### Provided data ###

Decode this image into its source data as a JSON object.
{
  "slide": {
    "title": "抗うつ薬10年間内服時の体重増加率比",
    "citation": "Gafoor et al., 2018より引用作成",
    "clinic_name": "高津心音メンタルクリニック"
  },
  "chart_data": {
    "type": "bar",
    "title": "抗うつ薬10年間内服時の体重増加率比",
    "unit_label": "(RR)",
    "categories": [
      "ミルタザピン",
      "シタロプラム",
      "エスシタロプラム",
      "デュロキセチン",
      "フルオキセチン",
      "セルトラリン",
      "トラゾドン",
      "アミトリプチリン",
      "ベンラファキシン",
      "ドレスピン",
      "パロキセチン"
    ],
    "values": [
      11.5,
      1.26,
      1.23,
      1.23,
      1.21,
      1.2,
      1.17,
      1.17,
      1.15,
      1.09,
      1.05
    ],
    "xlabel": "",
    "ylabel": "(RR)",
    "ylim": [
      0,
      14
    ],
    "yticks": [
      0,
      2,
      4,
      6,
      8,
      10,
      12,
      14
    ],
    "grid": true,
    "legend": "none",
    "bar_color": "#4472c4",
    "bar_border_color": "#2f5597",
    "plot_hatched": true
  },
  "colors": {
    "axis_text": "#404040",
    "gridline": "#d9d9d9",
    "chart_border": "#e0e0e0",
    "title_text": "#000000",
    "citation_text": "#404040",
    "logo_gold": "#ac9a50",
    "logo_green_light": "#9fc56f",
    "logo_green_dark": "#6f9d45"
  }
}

###

* _Exercise task_: Your task is to extract all of the records exactly.

* _Right answer_:
Decode this image into its source data as a JSON object.
{
  "slide": {
    "title": "抗うつ薬10年間内服時の体重増加率比",
    "citation": "Gafoor et al., 2018より引用作成",
    "clinic_name": "高津心音メンタルクリニック"
  },
  "chart_data": {
    "type": "bar",
    "title": "抗うつ薬10年間内服時の体重増加率比",
    "unit_label": "(RR)",
    "categories": [
      "ミルタザピン",
      "シタロプラム",
      "エスシタロプラム",
      "デュロキセチン",
      "フルオキセチン",
      "セルトラリン",
      "トラゾドン",
      "アミトリプチリン",
      "ベンラファキシン",
      "ドレスピン",
      "パロキセチン"
    ],
    "values": [
      11.5,
      1.26,
      1.23,
      1.23,
      1.21,
      1.2,
      1.17,
      1.17,
      1.15,
      1.09,
      1.05
    ],
    "xlabel": "",
    "ylabel": "(RR)",
    "ylim": [
      0,
      14
    ],
    "yticks": [
      0,
      2,
      4,
      6,
      8,
      10,
      12,
      14
    ],
    "grid": true,
    "legend": "none",
    "bar_color": "#4472c4",
    "bar_border_color": "#2f5597",
    "plot_hatched": true
  },
  "colors": {
    "axis_text": "#404040",
    "gridline": "#d9d9d9",
    "chart_border": "#e0e0e0",
    "title_text": "#000000",
    "citation_text": "#404040",
    "logo_gold": "#ac9a50",
    "logo_green_light": "#9fc56f",
    "logo_green_dark": "#6f9d45"
  }
}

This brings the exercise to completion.